What the task asks:
Quote the records that follow in full and exactly; leave out the pictures.

[Start Data section]

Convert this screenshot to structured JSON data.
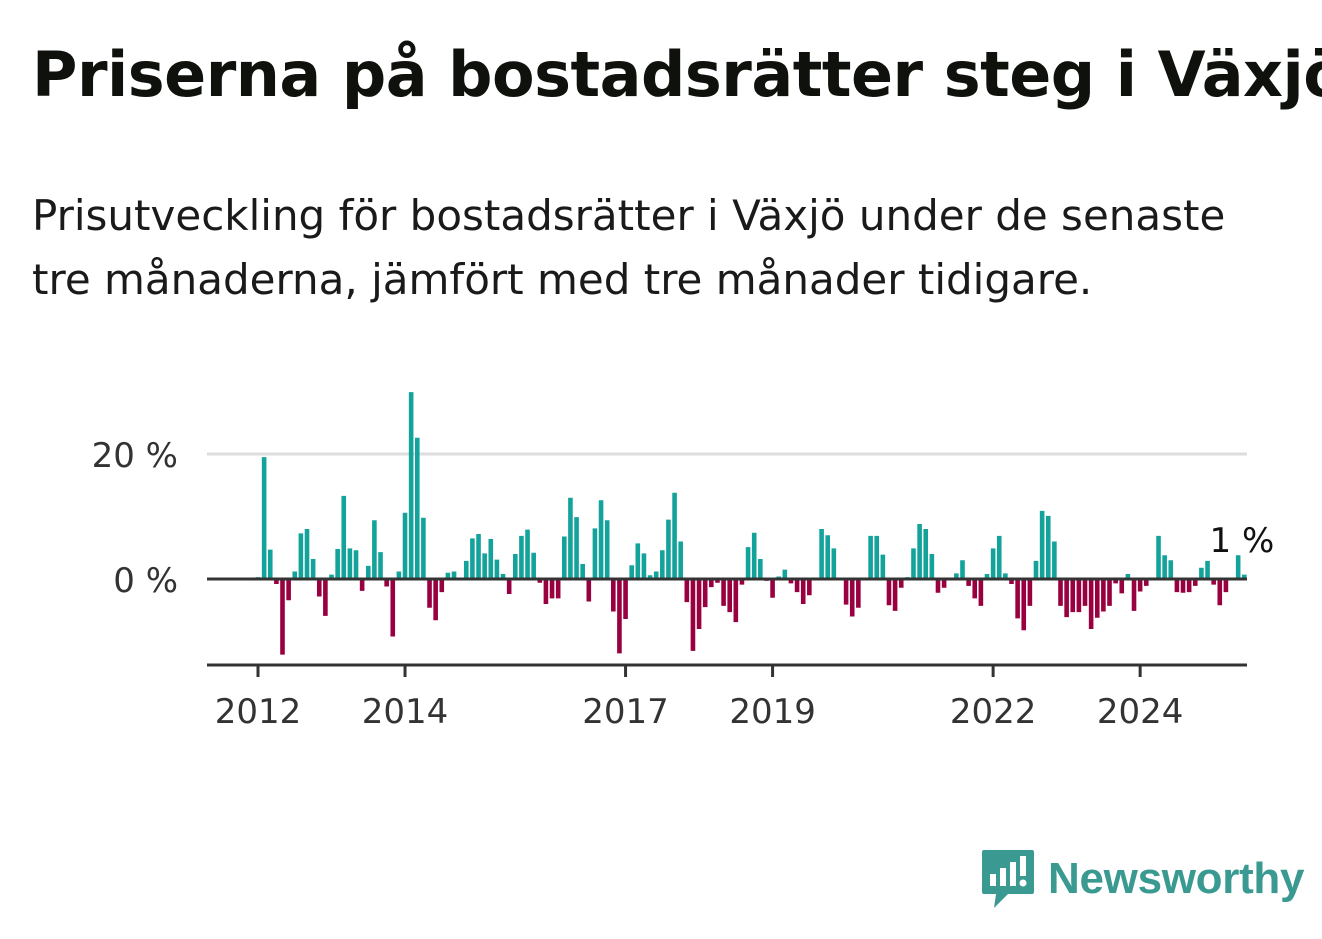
{
  "title": "Priserna på bostadsrätter steg i Växjö",
  "subtitle": "Prisutveckling för bostadsrätter i Växjö under de senaste tre månaderna, jämfört med tre månader tidigare.",
  "logo": {
    "text": "Newsworthy",
    "icon": "newsworthy-chart-icon"
  },
  "colors": {
    "positive": "#13a39b",
    "negative": "#99003f",
    "axis": "#333333",
    "grid": "#dddddd",
    "logo": "#3a9a92"
  },
  "chart_data": {
    "type": "bar",
    "title": "",
    "xlabel": "",
    "ylabel": "",
    "ylim": [
      -14,
      30
    ],
    "y_ticks": [
      {
        "value": 0,
        "label": "0 %"
      },
      {
        "value": 20,
        "label": "20 %"
      }
    ],
    "x_ticks": [
      "2012",
      "2014",
      "2017",
      "2019",
      "2022",
      "2024"
    ],
    "x_tick_months": [
      "2012-01",
      "2014-01",
      "2017-01",
      "2019-01",
      "2022-01",
      "2024-01"
    ],
    "start_month": "2012-01",
    "last_label": "1 %",
    "grid": true,
    "values": [
      0.3,
      19.5,
      4.7,
      -0.8,
      -12.1,
      -3.4,
      1.2,
      7.3,
      8.0,
      3.2,
      -2.8,
      -5.9,
      0.7,
      4.8,
      13.3,
      4.9,
      4.6,
      -1.9,
      2.1,
      9.4,
      4.3,
      -1.2,
      -9.2,
      1.2,
      10.6,
      29.9,
      22.6,
      9.8,
      -4.6,
      -6.6,
      -2.1,
      1.0,
      1.2,
      0.2,
      2.9,
      6.5,
      7.2,
      4.1,
      6.4,
      3.1,
      0.8,
      -2.4,
      4.0,
      6.9,
      7.9,
      4.2,
      -0.6,
      -4.0,
      -3.1,
      -3.1,
      6.8,
      13.0,
      9.9,
      2.4,
      -3.6,
      8.1,
      12.6,
      9.4,
      -5.2,
      -11.9,
      -6.4,
      2.2,
      5.7,
      4.1,
      0.6,
      1.2,
      4.6,
      9.5,
      13.8,
      6.0,
      -3.7,
      -11.5,
      -8.0,
      -4.5,
      -1.3,
      -0.6,
      -4.3,
      -5.3,
      -6.9,
      -0.9,
      5.1,
      7.4,
      3.2,
      -0.3,
      -3.0,
      0.4,
      1.5,
      -0.7,
      -2.1,
      -4.0,
      -2.6,
      0.2,
      8.0,
      7.0,
      4.9,
      -0.2,
      -4.1,
      -6.0,
      -4.6,
      0.2,
      6.9,
      6.9,
      3.9,
      -4.2,
      -5.1,
      -1.4,
      0.3,
      4.9,
      8.8,
      8.0,
      4.0,
      -2.2,
      -1.4,
      -0.2,
      0.9,
      3.0,
      -1.1,
      -3.1,
      -4.3,
      0.8,
      4.9,
      6.9,
      0.9,
      -0.8,
      -6.3,
      -8.2,
      -4.3,
      2.9,
      10.9,
      10.1,
      6.0,
      -4.3,
      -6.1,
      -5.3,
      -5.3,
      -4.3,
      -8.0,
      -6.2,
      -5.2,
      -4.3,
      -0.7,
      -2.3,
      0.8,
      -5.1,
      -2.0,
      -1.1,
      0.0,
      6.9,
      3.8,
      3.0,
      -2.1,
      -2.2,
      -2.1,
      -1.1,
      1.8,
      2.9,
      -0.9,
      -4.2,
      -2.1,
      0.1,
      3.8,
      0.7
    ]
  }
}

[End Data section]

Problem solution:
Convert this screenshot to structured JSON data.
{
  "title": "Priserna på bostadsrätter steg i Växjö",
  "subtitle": "Prisutveckling för bostadsrätter i Växjö under de senaste tre månaderna, jämfört med tre månader tidigare.",
  "logo": {
    "text": "Newsworthy",
    "icon": "newsworthy-chart-icon"
  },
  "colors": {
    "positive": "#13a39b",
    "negative": "#99003f",
    "axis": "#333333",
    "grid": "#dddddd",
    "logo": "#3a9a92"
  },
  "chart_data": {
    "type": "bar",
    "title": "",
    "xlabel": "",
    "ylabel": "",
    "ylim": [
      -14,
      30
    ],
    "y_ticks": [
      {
        "value": 0,
        "label": "0 %"
      },
      {
        "value": 20,
        "label": "20 %"
      }
    ],
    "x_ticks": [
      "2012",
      "2014",
      "2017",
      "2019",
      "2022",
      "2024"
    ],
    "x_tick_months": [
      "2012-01",
      "2014-01",
      "2017-01",
      "2019-01",
      "2022-01",
      "2024-01"
    ],
    "start_month": "2012-01",
    "last_label": "1 %",
    "grid": true,
    "values": [
      0.3,
      19.5,
      4.7,
      -0.8,
      -12.1,
      -3.4,
      1.2,
      7.3,
      8.0,
      3.2,
      -2.8,
      -5.9,
      0.7,
      4.8,
      13.3,
      4.9,
      4.6,
      -1.9,
      2.1,
      9.4,
      4.3,
      -1.2,
      -9.2,
      1.2,
      10.6,
      29.9,
      22.6,
      9.8,
      -4.6,
      -6.6,
      -2.1,
      1.0,
      1.2,
      0.2,
      2.9,
      6.5,
      7.2,
      4.1,
      6.4,
      3.1,
      0.8,
      -2.4,
      4.0,
      6.9,
      7.9,
      4.2,
      -0.6,
      -4.0,
      -3.1,
      -3.1,
      6.8,
      13.0,
      9.9,
      2.4,
      -3.6,
      8.1,
      12.6,
      9.4,
      -5.2,
      -11.9,
      -6.4,
      2.2,
      5.7,
      4.1,
      0.6,
      1.2,
      4.6,
      9.5,
      13.8,
      6.0,
      -3.7,
      -11.5,
      -8.0,
      -4.5,
      -1.3,
      -0.6,
      -4.3,
      -5.3,
      -6.9,
      -0.9,
      5.1,
      7.4,
      3.2,
      -0.3,
      -3.0,
      0.4,
      1.5,
      -0.7,
      -2.1,
      -4.0,
      -2.6,
      0.2,
      8.0,
      7.0,
      4.9,
      -0.2,
      -4.1,
      -6.0,
      -4.6,
      0.2,
      6.9,
      6.9,
      3.9,
      -4.2,
      -5.1,
      -1.4,
      0.3,
      4.9,
      8.8,
      8.0,
      4.0,
      -2.2,
      -1.4,
      -0.2,
      0.9,
      3.0,
      -1.1,
      -3.1,
      -4.3,
      0.8,
      4.9,
      6.9,
      0.9,
      -0.8,
      -6.3,
      -8.2,
      -4.3,
      2.9,
      10.9,
      10.1,
      6.0,
      -4.3,
      -6.1,
      -5.3,
      -5.3,
      -4.3,
      -8.0,
      -6.2,
      -5.2,
      -4.3,
      -0.7,
      -2.3,
      0.8,
      -5.1,
      -2.0,
      -1.1,
      0.0,
      6.9,
      3.8,
      3.0,
      -2.1,
      -2.2,
      -2.1,
      -1.1,
      1.8,
      2.9,
      -0.9,
      -4.2,
      -2.1,
      0.1,
      3.8,
      0.7
    ]
  }
}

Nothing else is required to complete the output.